◆ **Text passage**
★ ★ ★ ★ ★

# Signs to go Potty



## Jeya (Aug 29, 2008)

DOES ANYONE HAVE SUGGESTIONS ABOUT HOW TO TEACH MY DOG TO ALERT ME WHEN HE NEEDS TO GO OUT? HE'S HOUSE BROKEN BUT HE RATHER JUST HOLD IT OR HE STARTS GOING CRAZY AND BITES WHEN HE NEEDS TO GO OUT. HE'S A 10MTH OLD 70 LBS SHEPARD, I CAN'T HAVE HIM GET THAT EXCITED EVERYTIME HE NEEDS TO GO OUT.


----------



## Nerrej (Jun 23, 2008)

A few people hang bells on their door. That way the dog can ring the bells when he wants to go out. 

And don't forget to cut off that caps lock the next time you post.


----------



## mychance (Oct 22, 2007)

I've used the jingle bells on the doorknob with a few fosters and had really good success. Some of them catch on too well and "ring" just to go outside, but after a few days the novelty wears off. 

If you are taking him out when he bites at you now, you'll have to work on breaking that habit while also teaching him something new. Actually, having something new may help with getting rid of the old! Have you noticed if he is already on an internal schedule for peeing and pooping? Try to figure out his schedule and whenever you can, beat him to the punch (or bite in this case) and take him out before he gets too wound up. 

Good luck - I'm sure it's no fun to have a 70 pound spinning top full of pee trying to get out the door.


----------



## GSDOwner2008 (Jan 19, 2008)

mychance is right, if you want him to stop biting you when he wants to go out, don't take him out when he bites you, that way he won't keep doing it. These dogs are smart, if biting you makes you take him out, he's going to keep doing it.

What you could is what I do:

Everytime they eat or drink, 20-30 minutes they go potty( or they hold it, or they let me know when) When they wake up from being asleep, they go potty. Excessive sniffing is a great indicator of needing to go. 

Once the dog is out there, say "Go ---" (whatever word you use, potty, busy, whatever) That way, when they are inside, they associate that word with that action. As this progresses, you can ask the dog "You need to go ---" and the dog should tilt is head, which for mine means they have to go.


----------



## SLisemby (Nov 16, 2005)

a follow up question: how do you teach your dog to ring the bell to go out & potty?


----------



## mychance (Oct 22, 2007)

I found a post here with tips. I honestly can't remember which section - maybe with the puppy stuff? 

We don't have a fenced yard so I had to keep a short lead on Duke all the time until he caught on. My problem was that he would just stare at the door when he needed to go out. He had an intense stare, but I still couldn't hear it from the other room.

I used special treats (stuff I wouldn't normally give them - hot dog, bits of roast, etc) and I held the treat as close to the bell as I could without me accidentally ringing the bell. He'd come for the treat, bump the bell, and I'd open the door. He caught on to that really fast. Then I just held the treat while standing near the door and waited for him to bump into the bell. Eventually the treats were every other time, every few times, etc. but we went out every time the bell rang.

★ ★ ★ ★ ★

◆ **Raw records**
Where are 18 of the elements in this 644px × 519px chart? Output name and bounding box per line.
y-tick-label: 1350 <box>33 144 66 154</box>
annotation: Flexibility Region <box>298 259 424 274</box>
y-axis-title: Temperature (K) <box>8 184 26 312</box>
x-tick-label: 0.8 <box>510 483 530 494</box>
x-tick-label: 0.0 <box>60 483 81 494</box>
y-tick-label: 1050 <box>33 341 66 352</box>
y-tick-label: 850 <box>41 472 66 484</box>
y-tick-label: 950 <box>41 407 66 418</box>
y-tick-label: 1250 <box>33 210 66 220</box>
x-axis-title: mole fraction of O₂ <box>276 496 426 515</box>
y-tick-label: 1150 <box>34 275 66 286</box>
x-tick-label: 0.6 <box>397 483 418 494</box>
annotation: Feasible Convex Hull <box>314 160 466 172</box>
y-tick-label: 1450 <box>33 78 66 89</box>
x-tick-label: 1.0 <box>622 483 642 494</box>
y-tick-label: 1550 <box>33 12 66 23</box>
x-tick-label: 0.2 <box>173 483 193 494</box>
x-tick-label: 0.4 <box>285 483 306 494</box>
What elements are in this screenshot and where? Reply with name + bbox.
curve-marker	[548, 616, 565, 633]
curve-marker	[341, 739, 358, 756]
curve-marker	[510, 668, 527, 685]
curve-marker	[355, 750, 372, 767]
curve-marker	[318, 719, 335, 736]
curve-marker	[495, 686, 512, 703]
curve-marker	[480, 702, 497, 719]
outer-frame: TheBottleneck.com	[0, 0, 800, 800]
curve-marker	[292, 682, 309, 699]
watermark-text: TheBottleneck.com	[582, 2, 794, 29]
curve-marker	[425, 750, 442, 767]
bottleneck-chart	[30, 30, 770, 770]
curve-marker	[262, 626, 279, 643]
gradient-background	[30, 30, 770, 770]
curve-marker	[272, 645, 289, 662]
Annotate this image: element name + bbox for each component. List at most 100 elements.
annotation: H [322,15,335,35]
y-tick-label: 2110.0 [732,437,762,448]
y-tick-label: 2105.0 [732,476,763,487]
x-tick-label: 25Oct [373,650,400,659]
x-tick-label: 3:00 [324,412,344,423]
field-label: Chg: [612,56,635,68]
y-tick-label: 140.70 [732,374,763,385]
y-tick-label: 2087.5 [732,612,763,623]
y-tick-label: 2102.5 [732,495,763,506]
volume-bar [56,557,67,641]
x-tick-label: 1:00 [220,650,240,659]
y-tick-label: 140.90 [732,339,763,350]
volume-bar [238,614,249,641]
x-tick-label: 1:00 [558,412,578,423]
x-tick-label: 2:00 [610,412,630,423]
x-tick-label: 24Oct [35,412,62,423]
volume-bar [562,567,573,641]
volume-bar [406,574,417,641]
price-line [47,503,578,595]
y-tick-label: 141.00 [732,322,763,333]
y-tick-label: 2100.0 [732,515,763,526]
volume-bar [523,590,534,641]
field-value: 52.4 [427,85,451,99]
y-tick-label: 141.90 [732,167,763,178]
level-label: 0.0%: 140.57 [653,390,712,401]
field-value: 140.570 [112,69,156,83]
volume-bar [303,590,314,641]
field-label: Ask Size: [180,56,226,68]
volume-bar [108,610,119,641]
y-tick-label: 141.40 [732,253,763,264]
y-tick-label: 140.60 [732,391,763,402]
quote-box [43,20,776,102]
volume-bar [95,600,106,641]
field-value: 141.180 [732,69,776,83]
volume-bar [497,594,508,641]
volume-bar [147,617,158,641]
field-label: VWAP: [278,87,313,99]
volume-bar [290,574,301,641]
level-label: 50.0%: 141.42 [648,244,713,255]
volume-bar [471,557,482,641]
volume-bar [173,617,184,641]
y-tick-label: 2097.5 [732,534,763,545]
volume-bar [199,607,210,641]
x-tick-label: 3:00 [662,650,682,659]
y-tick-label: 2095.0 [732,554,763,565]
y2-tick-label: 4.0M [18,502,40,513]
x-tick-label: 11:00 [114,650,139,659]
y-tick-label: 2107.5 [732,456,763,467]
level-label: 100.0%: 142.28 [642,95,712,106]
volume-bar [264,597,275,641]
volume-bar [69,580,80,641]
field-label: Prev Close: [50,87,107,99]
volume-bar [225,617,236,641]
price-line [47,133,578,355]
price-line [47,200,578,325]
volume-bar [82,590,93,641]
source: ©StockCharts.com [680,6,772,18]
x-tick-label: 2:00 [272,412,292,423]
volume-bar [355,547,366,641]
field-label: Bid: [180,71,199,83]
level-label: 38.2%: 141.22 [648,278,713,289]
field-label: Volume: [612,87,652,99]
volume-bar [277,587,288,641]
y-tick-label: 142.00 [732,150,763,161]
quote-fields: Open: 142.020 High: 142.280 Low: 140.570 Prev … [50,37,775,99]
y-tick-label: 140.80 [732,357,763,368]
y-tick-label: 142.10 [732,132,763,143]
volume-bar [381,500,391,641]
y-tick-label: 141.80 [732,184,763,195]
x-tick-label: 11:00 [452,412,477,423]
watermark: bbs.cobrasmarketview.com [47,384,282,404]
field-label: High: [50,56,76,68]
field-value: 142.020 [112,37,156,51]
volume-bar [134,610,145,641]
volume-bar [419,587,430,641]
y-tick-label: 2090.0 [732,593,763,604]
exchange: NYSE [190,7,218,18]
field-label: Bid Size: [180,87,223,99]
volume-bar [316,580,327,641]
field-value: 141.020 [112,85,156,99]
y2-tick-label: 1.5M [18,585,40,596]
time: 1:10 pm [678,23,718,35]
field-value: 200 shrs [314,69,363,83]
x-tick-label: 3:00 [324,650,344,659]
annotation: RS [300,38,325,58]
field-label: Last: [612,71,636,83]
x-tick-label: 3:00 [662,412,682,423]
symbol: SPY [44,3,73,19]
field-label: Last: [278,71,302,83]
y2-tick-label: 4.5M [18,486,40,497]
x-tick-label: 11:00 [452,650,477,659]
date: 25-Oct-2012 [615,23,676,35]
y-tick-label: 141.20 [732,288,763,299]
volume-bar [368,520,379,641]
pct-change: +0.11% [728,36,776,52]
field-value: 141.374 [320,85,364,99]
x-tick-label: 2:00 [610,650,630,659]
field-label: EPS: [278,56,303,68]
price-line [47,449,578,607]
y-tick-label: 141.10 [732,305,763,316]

★ ★ ★ ★ ★

◆ **Goal**
In the forum thread about potty signals, why does one reply say not to take the dog out when he bites? Answer in one to three sentences. The records have nothing to do with the text.

◆ **Result**
These dogs are smart, so if biting gets the owner to take him out, he will keep biting. Not taking him out when he bites keeps him from continuing the habit.